Do this: Without including any images, repeat the data exactly.

Task data:

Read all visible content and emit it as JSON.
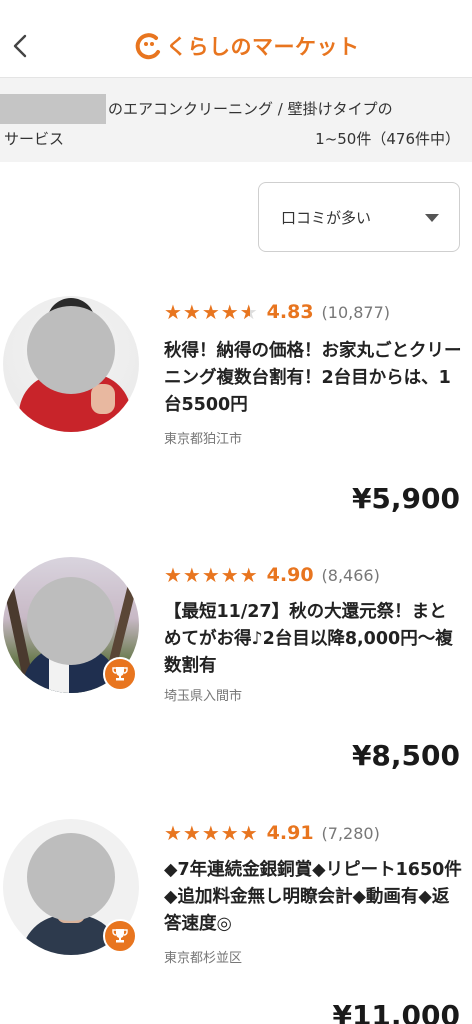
{
  "header": {
    "logo_text": "くらしのマーケット"
  },
  "info_bar": {
    "query_line1": "のエアコンクリーニング / 壁掛けタイプの",
    "query_line2": "サービス",
    "result_count": "1~50件（476件中）"
  },
  "sort": {
    "selected": "口コミが多い"
  },
  "colors": {
    "accent": "#e8751f",
    "info_bar_bg": "#f3f3f3"
  },
  "listings": [
    {
      "stars": "★★★★",
      "score": "4.83",
      "reviews": "(10,877)",
      "title": "秋得！納得の価格！お家丸ごとクリーニング複数台割有！2台目からは、1台5500円",
      "location": "東京都狛江市",
      "price": "¥5,900",
      "has_trophy": false
    },
    {
      "stars": "★★★★★",
      "score": "4.90",
      "reviews": "(8,466)",
      "title": "【最短11/27】秋の大還元祭！まとめてがお得♪2台目以降8,000円〜複数割有",
      "location": "埼玉県入間市",
      "price": "¥8,500",
      "has_trophy": true
    },
    {
      "stars": "★★★★★",
      "score": "4.91",
      "reviews": "(7,280)",
      "title": "◆7年連続金銀銅賞◆リピート1650件◆追加料金無し明瞭会計◆動画有◆返答速度◎",
      "location": "東京都杉並区",
      "price": "¥11,000",
      "has_trophy": true
    }
  ]
}
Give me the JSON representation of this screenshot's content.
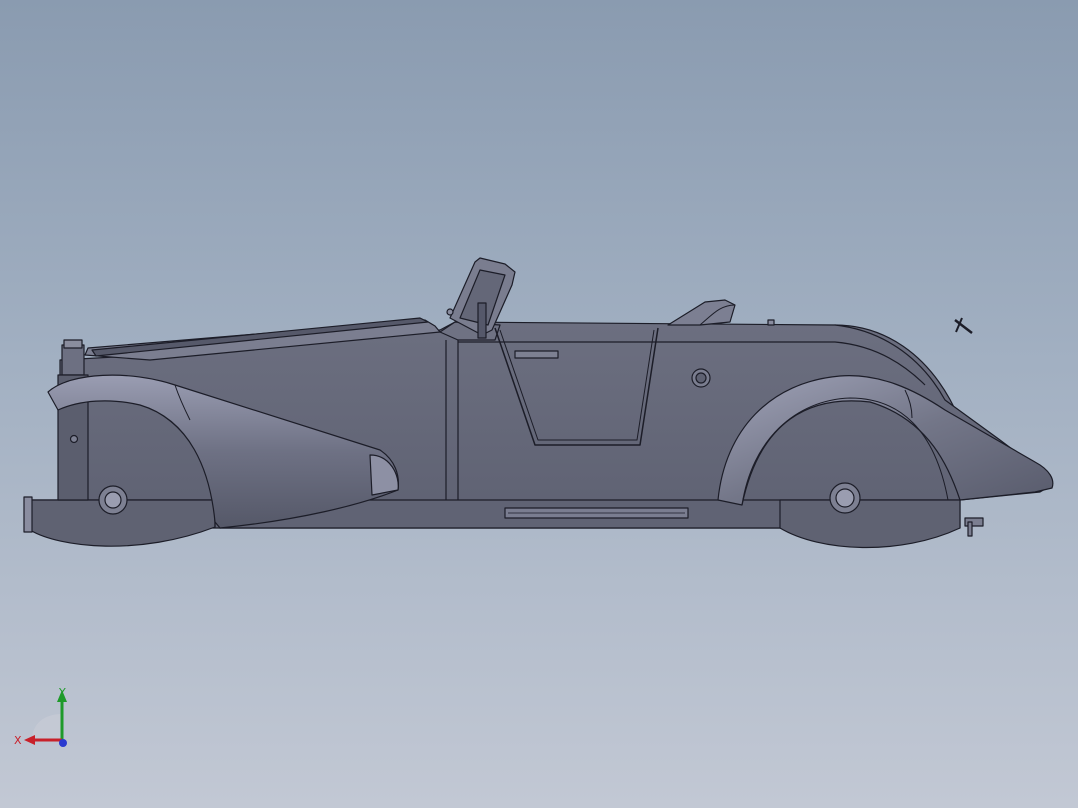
{
  "viewport": {
    "background_top": "#8a9bb0",
    "background_bottom": "#c2c8d4"
  },
  "model": {
    "body_color": "#646778",
    "edge_color": "#1c1d28",
    "highlight_color": "#8f92a8",
    "shadow_color": "#4a4c5a"
  },
  "triad": {
    "x_label": "X",
    "y_label": "Y",
    "x_color": "#c8202a",
    "y_color": "#1e9a2a",
    "z_color": "#2a3ad0",
    "icon": "coordinate-triad-icon"
  }
}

Result of this exercise:
Read all visible content and emit it as JSON.
{
  "header": {
    "logo_text": "くらしのマーケット"
  },
  "info_bar": {
    "query_line1": "のエアコンクリーニング / 壁掛けタイプの",
    "query_line2": "サービス",
    "result_count": "1~50件（476件中）"
  },
  "sort": {
    "selected": "口コミが多い"
  },
  "colors": {
    "accent": "#e8751f",
    "info_bar_bg": "#f3f3f3"
  },
  "listings": [
    {
      "stars": "★★★★",
      "score": "4.83",
      "reviews": "(10,877)",
      "title": "秋得！納得の価格！お家丸ごとクリーニング複数台割有！2台目からは、1台5500円",
      "location": "東京都狛江市",
      "price": "¥5,900",
      "has_trophy": false
    },
    {
      "stars": "★★★★★",
      "score": "4.90",
      "reviews": "(8,466)",
      "title": "【最短11/27】秋の大還元祭！まとめてがお得♪2台目以降8,000円〜複数割有",
      "location": "埼玉県入間市",
      "price": "¥8,500",
      "has_trophy": true
    },
    {
      "stars": "★★★★★",
      "score": "4.91",
      "reviews": "(7,280)",
      "title": "◆7年連続金銀銅賞◆リピート1650件◆追加料金無し明瞭会計◆動画有◆返答速度◎",
      "location": "東京都杉並区",
      "price": "¥11,000",
      "has_trophy": true
    }
  ]
}
Give me the JSON representation of this screenshot's content.
{
  "viewport": {
    "background_top": "#8a9bb0",
    "background_bottom": "#c2c8d4"
  },
  "model": {
    "body_color": "#646778",
    "edge_color": "#1c1d28",
    "highlight_color": "#8f92a8",
    "shadow_color": "#4a4c5a"
  },
  "triad": {
    "x_label": "X",
    "y_label": "Y",
    "x_color": "#c8202a",
    "y_color": "#1e9a2a",
    "z_color": "#2a3ad0",
    "icon": "coordinate-triad-icon"
  }
}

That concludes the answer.